◆ Written request: Give back the entire listing verbatim.

··· Dataset entries ···

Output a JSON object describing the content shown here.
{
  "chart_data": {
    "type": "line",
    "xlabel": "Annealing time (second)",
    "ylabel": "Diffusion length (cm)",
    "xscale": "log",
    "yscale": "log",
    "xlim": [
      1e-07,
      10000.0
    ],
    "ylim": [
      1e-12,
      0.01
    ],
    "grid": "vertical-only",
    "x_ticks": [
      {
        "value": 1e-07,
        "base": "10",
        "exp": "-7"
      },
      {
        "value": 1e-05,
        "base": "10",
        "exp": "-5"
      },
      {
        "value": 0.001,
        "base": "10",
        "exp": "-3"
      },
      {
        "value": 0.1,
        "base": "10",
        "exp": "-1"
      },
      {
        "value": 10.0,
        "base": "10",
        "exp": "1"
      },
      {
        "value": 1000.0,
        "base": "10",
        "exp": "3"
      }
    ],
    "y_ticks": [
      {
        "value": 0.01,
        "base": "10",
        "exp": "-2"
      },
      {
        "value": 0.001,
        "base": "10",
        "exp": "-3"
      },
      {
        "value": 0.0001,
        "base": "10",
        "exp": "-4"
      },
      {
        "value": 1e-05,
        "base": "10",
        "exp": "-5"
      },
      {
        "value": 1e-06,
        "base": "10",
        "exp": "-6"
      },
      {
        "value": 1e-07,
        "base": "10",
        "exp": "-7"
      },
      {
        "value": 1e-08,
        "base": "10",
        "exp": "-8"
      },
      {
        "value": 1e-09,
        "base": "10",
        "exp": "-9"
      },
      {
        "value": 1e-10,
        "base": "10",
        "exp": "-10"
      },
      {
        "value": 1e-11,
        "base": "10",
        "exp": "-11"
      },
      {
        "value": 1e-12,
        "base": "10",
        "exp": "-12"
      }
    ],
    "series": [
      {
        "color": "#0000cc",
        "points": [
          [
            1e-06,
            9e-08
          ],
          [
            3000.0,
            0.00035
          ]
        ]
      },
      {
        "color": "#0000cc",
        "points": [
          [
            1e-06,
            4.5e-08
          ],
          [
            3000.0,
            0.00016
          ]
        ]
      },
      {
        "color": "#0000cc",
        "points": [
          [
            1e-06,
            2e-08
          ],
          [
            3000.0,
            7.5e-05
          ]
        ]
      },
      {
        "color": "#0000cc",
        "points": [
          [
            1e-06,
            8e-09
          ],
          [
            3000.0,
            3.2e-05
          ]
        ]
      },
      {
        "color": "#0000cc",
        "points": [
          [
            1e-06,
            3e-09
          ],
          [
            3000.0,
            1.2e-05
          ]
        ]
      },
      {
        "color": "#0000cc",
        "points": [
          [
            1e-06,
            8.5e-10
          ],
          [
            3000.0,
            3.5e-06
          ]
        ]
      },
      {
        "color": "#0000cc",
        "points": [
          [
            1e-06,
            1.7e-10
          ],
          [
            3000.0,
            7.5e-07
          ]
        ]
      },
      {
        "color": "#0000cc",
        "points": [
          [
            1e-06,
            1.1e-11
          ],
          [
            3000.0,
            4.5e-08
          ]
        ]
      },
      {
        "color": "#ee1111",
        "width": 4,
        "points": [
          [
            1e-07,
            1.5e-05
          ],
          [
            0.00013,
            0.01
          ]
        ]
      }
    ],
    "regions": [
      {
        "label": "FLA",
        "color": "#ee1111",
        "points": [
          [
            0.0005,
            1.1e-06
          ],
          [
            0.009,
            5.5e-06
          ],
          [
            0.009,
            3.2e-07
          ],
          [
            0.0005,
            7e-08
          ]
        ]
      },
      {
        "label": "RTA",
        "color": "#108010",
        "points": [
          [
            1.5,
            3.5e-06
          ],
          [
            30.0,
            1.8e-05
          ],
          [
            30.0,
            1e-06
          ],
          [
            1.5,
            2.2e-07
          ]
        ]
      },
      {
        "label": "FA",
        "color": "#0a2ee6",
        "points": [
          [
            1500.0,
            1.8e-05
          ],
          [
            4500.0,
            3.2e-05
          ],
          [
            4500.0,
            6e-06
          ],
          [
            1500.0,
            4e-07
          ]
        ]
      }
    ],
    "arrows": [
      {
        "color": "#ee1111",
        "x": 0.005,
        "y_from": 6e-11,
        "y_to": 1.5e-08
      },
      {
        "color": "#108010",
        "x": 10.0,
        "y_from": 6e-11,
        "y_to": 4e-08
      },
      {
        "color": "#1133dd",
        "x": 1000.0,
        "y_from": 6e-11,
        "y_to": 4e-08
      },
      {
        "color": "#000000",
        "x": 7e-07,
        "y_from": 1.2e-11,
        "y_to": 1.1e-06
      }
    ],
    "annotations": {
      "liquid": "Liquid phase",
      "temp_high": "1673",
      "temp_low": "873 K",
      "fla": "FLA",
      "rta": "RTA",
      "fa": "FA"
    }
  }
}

···

◆ Output:
Output a JSON object describing the content shown here.
{
  "chart_data": {
    "type": "line",
    "xlabel": "Annealing time (second)",
    "ylabel": "Diffusion length (cm)",
    "xscale": "log",
    "yscale": "log",
    "xlim": [
      1e-07,
      10000.0
    ],
    "ylim": [
      1e-12,
      0.01
    ],
    "grid": "vertical-only",
    "x_ticks": [
      {
        "value": 1e-07,
        "base": "10",
        "exp": "-7"
      },
      {
        "value": 1e-05,
        "base": "10",
        "exp": "-5"
      },
      {
        "value": 0.001,
        "base": "10",
        "exp": "-3"
      },
      {
        "value": 0.1,
        "base": "10",
        "exp": "-1"
      },
      {
        "value": 10.0,
        "base": "10",
        "exp": "1"
      },
      {
        "value": 1000.0,
        "base": "10",
        "exp": "3"
      }
    ],
    "y_ticks": [
      {
        "value": 0.01,
        "base": "10",
        "exp": "-2"
      },
      {
        "value": 0.001,
        "base": "10",
        "exp": "-3"
      },
      {
        "value": 0.0001,
        "base": "10",
        "exp": "-4"
      },
      {
        "value": 1e-05,
        "base": "10",
        "exp": "-5"
      },
      {
        "value": 1e-06,
        "base": "10",
        "exp": "-6"
      },
      {
        "value": 1e-07,
        "base": "10",
        "exp": "-7"
      },
      {
        "value": 1e-08,
        "base": "10",
        "exp": "-8"
      },
      {
        "value": 1e-09,
        "base": "10",
        "exp": "-9"
      },
      {
        "value": 1e-10,
        "base": "10",
        "exp": "-10"
      },
      {
        "value": 1e-11,
        "base": "10",
        "exp": "-11"
      },
      {
        "value": 1e-12,
        "base": "10",
        "exp": "-12"
      }
    ],
    "series": [
      {
        "color": "#0000cc",
        "points": [
          [
            1e-06,
            9e-08
          ],
          [
            3000.0,
            0.00035
          ]
        ]
      },
      {
        "color": "#0000cc",
        "points": [
          [
            1e-06,
            4.5e-08
          ],
          [
            3000.0,
            0.00016
          ]
        ]
      },
      {
        "color": "#0000cc",
        "points": [
          [
            1e-06,
            2e-08
          ],
          [
            3000.0,
            7.5e-05
          ]
        ]
      },
      {
        "color": "#0000cc",
        "points": [
          [
            1e-06,
            8e-09
          ],
          [
            3000.0,
            3.2e-05
          ]
        ]
      },
      {
        "color": "#0000cc",
        "points": [
          [
            1e-06,
            3e-09
          ],
          [
            3000.0,
            1.2e-05
          ]
        ]
      },
      {
        "color": "#0000cc",
        "points": [
          [
            1e-06,
            8.5e-10
          ],
          [
            3000.0,
            3.5e-06
          ]
        ]
      },
      {
        "color": "#0000cc",
        "points": [
          [
            1e-06,
            1.7e-10
          ],
          [
            3000.0,
            7.5e-07
          ]
        ]
      },
      {
        "color": "#0000cc",
        "points": [
          [
            1e-06,
            1.1e-11
          ],
          [
            3000.0,
            4.5e-08
          ]
        ]
      },
      {
        "color": "#ee1111",
        "width": 4,
        "points": [
          [
            1e-07,
            1.5e-05
          ],
          [
            0.00013,
            0.01
          ]
        ]
      }
    ],
    "regions": [
      {
        "label": "FLA",
        "color": "#ee1111",
        "points": [
          [
            0.0005,
            1.1e-06
          ],
          [
            0.009,
            5.5e-06
          ],
          [
            0.009,
            3.2e-07
          ],
          [
            0.0005,
            7e-08
          ]
        ]
      },
      {
        "label": "RTA",
        "color": "#108010",
        "points": [
          [
            1.5,
            3.5e-06
          ],
          [
            30.0,
            1.8e-05
          ],
          [
            30.0,
            1e-06
          ],
          [
            1.5,
            2.2e-07
          ]
        ]
      },
      {
        "label": "FA",
        "color": "#0a2ee6",
        "points": [
          [
            1500.0,
            1.8e-05
          ],
          [
            4500.0,
            3.2e-05
          ],
          [
            4500.0,
            6e-06
          ],
          [
            1500.0,
            4e-07
          ]
        ]
      }
    ],
    "arrows": [
      {
        "color": "#ee1111",
        "x": 0.005,
        "y_from": 6e-11,
        "y_to": 1.5e-08
      },
      {
        "color": "#108010",
        "x": 10.0,
        "y_from": 6e-11,
        "y_to": 4e-08
      },
      {
        "color": "#1133dd",
        "x": 1000.0,
        "y_from": 6e-11,
        "y_to": 4e-08
      },
      {
        "color": "#000000",
        "x": 7e-07,
        "y_from": 1.2e-11,
        "y_to": 1.1e-06
      }
    ],
    "annotations": {
      "liquid": "Liquid phase",
      "temp_high": "1673",
      "temp_low": "873 K",
      "fla": "FLA",
      "rta": "RTA",
      "fa": "FA"
    }
  }
}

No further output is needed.